───── Supplied data ─────

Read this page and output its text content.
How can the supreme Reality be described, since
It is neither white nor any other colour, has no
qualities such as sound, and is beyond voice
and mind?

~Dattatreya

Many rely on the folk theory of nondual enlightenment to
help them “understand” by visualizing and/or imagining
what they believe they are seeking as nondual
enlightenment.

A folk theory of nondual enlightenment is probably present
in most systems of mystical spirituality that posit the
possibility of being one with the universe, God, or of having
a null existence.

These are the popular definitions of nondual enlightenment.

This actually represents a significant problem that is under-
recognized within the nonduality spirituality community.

─────
───── Supplied data ─────

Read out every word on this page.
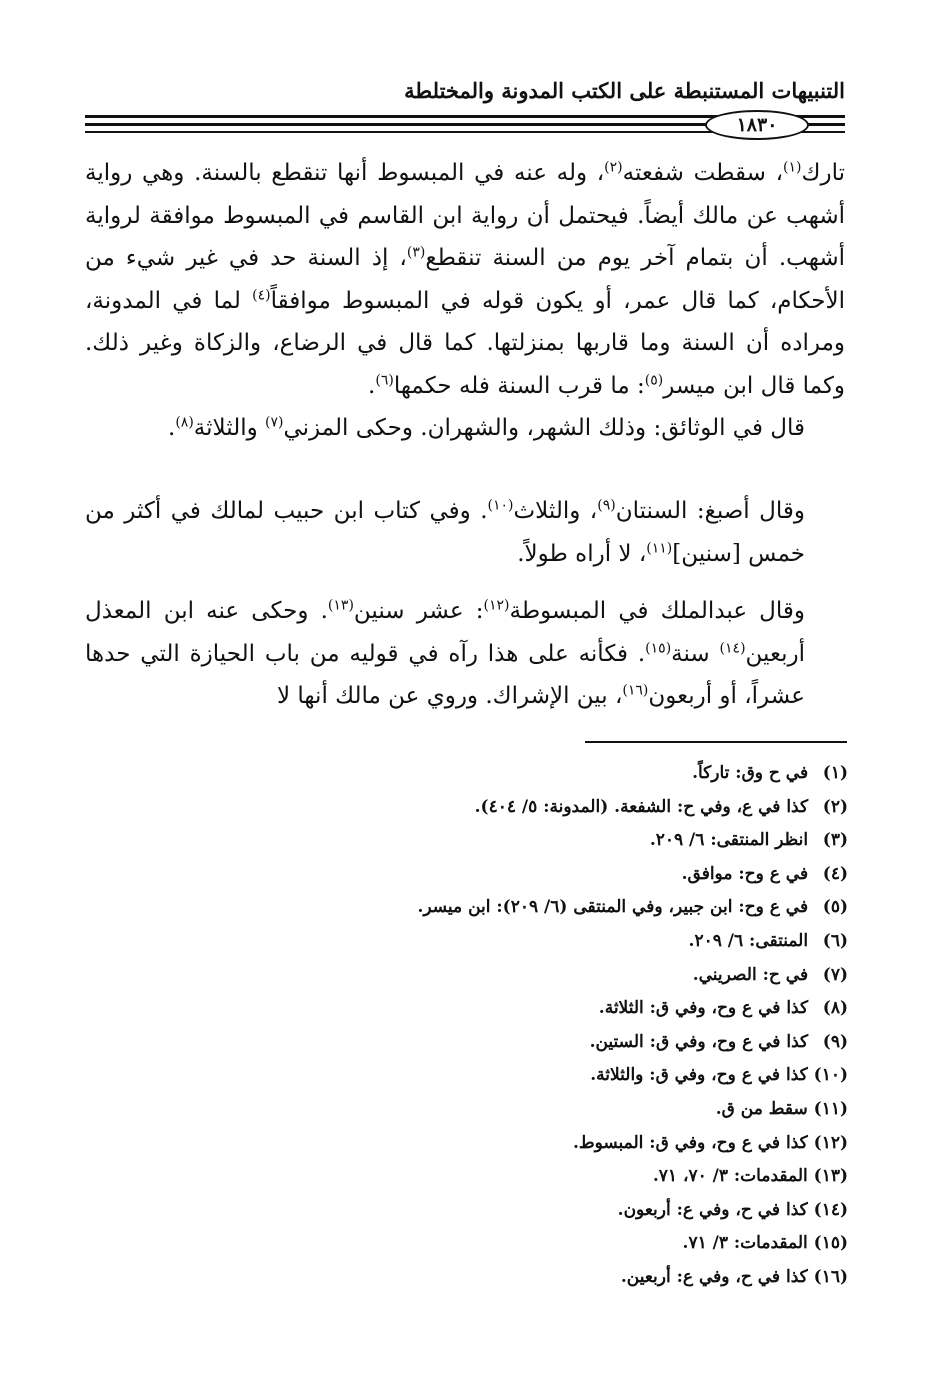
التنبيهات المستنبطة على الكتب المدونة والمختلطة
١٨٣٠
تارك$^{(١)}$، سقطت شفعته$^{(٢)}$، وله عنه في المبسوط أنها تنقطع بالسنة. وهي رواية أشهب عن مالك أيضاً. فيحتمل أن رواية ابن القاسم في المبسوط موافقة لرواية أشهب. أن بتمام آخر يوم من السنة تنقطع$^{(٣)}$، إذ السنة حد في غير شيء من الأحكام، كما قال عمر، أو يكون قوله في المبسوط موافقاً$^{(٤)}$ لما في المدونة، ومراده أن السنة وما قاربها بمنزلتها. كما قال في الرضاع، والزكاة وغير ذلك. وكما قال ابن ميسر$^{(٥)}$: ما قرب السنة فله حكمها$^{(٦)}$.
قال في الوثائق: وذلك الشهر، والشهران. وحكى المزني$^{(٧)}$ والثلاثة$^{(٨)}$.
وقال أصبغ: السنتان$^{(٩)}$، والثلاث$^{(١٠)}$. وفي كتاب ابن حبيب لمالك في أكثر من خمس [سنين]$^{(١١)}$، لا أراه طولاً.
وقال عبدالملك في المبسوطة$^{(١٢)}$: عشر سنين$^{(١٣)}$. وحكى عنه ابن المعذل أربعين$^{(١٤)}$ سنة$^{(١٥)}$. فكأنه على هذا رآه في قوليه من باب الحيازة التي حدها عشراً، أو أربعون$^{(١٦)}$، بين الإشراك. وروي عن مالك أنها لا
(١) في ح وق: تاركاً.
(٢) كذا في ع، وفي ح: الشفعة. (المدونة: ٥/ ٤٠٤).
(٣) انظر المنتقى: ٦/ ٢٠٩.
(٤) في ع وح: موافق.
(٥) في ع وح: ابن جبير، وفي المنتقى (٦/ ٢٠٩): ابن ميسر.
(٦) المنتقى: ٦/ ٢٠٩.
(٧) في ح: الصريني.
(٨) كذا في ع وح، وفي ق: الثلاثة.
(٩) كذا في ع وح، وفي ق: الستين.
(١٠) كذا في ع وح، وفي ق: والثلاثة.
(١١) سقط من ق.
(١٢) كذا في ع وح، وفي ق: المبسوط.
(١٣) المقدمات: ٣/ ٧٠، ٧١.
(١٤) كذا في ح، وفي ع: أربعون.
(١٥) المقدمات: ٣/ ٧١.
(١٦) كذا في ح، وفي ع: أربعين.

─────
───── Supplied data ─────

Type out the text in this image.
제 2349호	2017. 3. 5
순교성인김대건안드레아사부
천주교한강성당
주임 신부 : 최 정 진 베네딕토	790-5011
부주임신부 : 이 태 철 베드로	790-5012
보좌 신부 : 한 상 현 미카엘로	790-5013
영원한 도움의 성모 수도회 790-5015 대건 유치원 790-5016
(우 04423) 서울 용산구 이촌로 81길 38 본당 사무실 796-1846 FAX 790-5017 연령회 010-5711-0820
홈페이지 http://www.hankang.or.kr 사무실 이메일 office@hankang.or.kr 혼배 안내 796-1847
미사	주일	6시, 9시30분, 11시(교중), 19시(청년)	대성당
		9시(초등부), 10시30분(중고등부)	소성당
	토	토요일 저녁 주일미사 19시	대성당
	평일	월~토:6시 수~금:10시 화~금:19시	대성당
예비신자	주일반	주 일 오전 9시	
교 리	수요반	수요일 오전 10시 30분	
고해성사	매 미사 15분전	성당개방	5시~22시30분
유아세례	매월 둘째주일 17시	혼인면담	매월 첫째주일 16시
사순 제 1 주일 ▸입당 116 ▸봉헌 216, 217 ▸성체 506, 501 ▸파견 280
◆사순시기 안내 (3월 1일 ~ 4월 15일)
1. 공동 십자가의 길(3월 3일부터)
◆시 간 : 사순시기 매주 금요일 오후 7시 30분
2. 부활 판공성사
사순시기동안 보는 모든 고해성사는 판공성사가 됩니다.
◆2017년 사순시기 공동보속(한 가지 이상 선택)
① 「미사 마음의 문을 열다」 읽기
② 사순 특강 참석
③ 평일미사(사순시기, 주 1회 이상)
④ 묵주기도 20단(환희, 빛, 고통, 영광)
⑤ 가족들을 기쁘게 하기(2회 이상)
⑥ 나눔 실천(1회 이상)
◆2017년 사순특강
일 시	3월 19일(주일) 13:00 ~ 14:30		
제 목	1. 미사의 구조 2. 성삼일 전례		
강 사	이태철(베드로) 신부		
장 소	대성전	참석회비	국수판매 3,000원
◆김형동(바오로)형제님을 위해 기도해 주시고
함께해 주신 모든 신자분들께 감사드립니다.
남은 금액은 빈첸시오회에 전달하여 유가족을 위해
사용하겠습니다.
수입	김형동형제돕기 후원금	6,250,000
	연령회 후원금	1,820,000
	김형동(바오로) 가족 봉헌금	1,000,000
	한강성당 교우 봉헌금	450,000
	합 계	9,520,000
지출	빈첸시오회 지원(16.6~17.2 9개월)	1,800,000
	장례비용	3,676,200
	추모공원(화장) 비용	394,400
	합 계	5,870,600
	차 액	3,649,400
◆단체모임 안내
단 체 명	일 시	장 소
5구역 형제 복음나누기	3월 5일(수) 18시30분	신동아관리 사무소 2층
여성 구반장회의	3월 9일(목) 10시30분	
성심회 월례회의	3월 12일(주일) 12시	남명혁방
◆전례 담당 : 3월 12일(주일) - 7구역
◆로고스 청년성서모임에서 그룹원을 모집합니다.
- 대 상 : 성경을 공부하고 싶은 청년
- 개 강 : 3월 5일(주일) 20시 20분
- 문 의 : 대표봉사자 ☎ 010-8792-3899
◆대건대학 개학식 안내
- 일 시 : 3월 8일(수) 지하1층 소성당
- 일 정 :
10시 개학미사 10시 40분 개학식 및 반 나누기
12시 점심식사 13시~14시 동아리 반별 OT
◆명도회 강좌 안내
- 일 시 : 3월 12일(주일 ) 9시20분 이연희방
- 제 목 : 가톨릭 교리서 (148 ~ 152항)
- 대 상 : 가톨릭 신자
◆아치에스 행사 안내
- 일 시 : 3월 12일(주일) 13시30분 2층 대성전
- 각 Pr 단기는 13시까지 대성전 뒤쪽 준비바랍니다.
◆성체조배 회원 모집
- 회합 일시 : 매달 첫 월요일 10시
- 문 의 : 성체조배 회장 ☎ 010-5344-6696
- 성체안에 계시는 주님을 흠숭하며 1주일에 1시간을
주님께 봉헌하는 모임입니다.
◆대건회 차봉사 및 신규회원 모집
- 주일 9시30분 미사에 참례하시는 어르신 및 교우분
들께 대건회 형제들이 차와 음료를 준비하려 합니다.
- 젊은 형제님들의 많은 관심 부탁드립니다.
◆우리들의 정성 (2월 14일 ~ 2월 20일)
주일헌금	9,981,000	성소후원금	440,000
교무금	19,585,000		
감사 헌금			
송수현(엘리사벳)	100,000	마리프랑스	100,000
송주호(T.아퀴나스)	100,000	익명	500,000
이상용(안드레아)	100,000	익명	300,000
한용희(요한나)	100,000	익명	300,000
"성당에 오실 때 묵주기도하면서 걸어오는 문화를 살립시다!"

─────

- _Your goal_
Identify how many lines in the entries above contain the word "folk" and provide only that figure.

- _Completed exercise_
2